Goal: Drop every picture and give the entries back exactly.

--- Begin ---

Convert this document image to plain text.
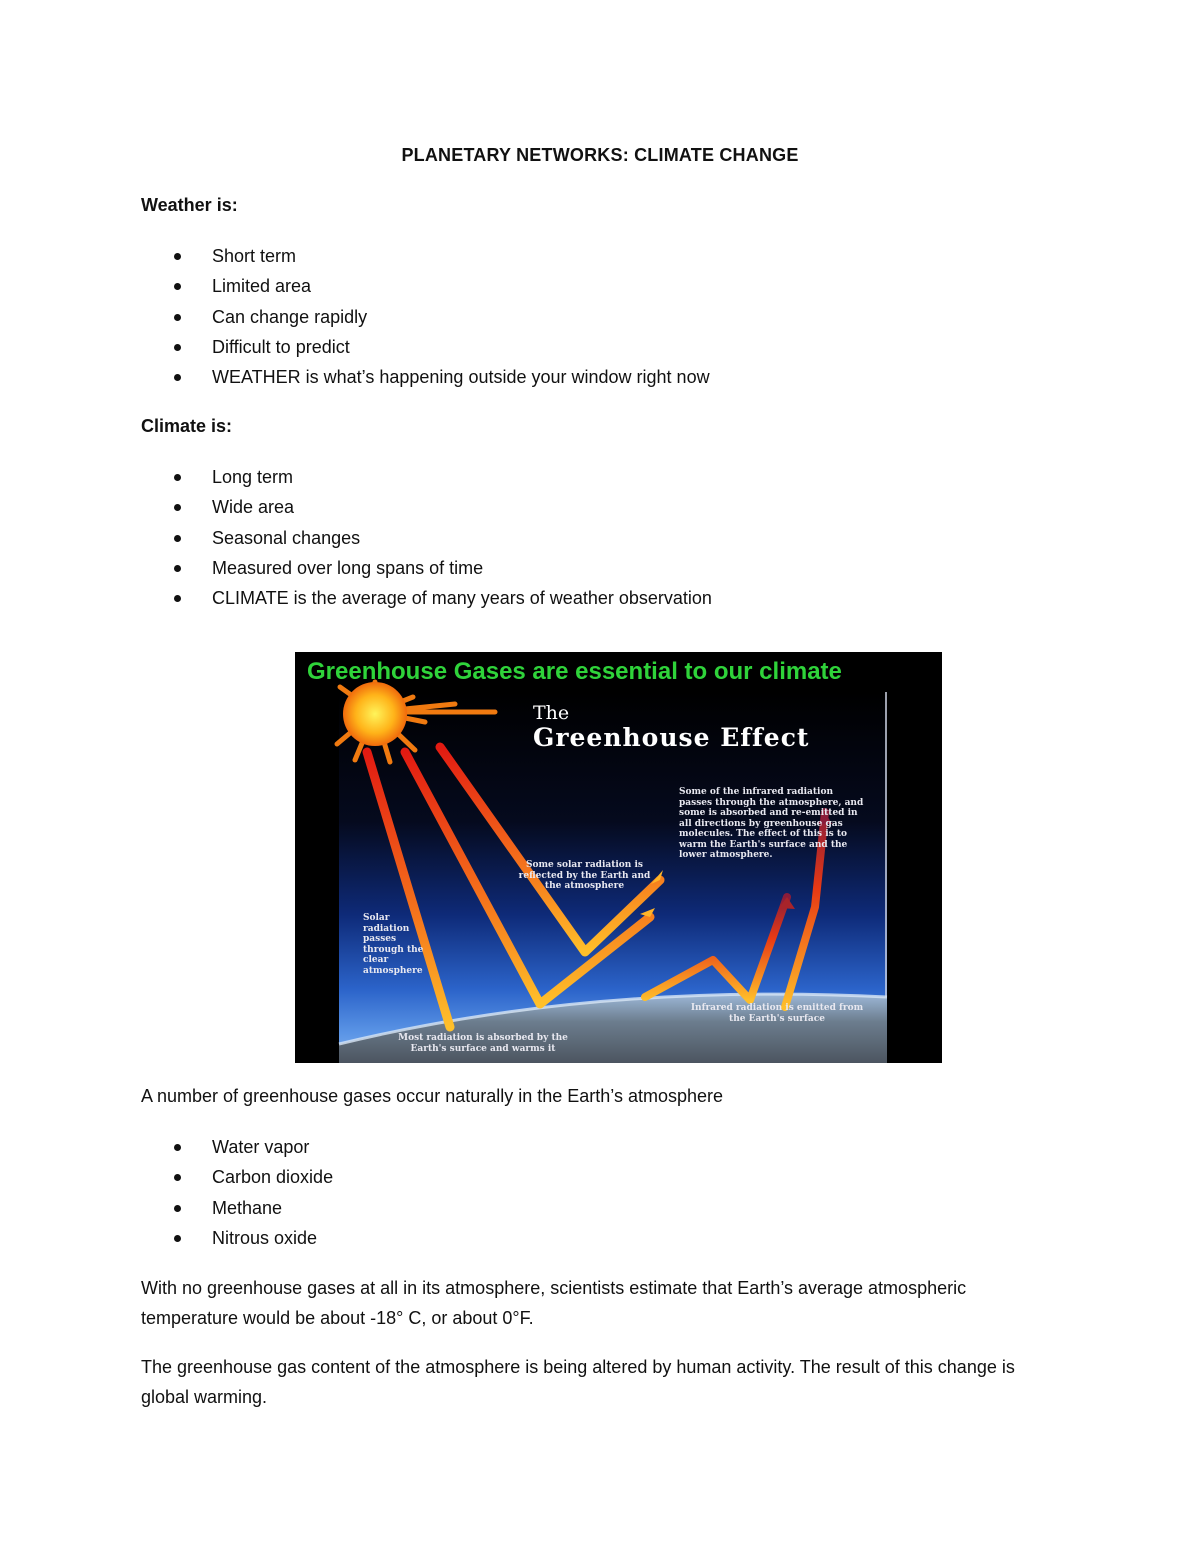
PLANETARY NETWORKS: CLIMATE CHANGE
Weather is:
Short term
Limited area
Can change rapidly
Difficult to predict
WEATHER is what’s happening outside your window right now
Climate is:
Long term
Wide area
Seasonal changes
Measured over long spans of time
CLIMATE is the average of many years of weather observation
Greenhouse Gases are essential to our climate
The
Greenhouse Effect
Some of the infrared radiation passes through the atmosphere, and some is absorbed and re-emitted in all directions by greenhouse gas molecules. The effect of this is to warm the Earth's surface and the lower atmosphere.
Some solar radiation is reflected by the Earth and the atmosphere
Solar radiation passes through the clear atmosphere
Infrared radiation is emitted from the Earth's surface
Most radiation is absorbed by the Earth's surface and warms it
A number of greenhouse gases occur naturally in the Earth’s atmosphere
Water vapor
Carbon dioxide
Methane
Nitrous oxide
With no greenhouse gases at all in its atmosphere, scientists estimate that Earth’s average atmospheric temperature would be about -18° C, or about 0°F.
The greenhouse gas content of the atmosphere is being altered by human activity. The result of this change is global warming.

--- End ---

Correct result:
Convert this document image to plain text.
PLANETARY NETWORKS: CLIMATE CHANGE
Weather is:
Short term
Limited area
Can change rapidly
Difficult to predict
WEATHER is what’s happening outside your window right now
Climate is:
Long term
Wide area
Seasonal changes
Measured over long spans of time
CLIMATE is the average of many years of weather observation
Greenhouse Gases are essential to our climate
The
Greenhouse Effect
Some of the infrared radiation passes through the atmosphere, and some is absorbed and re-emitted in all directions by greenhouse gas molecules. The effect of this is to warm the Earth's surface and the lower atmosphere.
Some solar radiation is reflected by the Earth and the atmosphere
Solar radiation passes through the clear atmosphere
Infrared radiation is emitted from the Earth's surface
Most radiation is absorbed by the Earth's surface and warms it
A number of greenhouse gases occur naturally in the Earth’s atmosphere
Water vapor
Carbon dioxide
Methane
Nitrous oxide
With no greenhouse gases at all in its atmosphere, scientists estimate that Earth’s average atmospheric temperature would be about -18° C, or about 0°F.
The greenhouse gas content of the atmosphere is being altered by human activity. The result of this change is global warming.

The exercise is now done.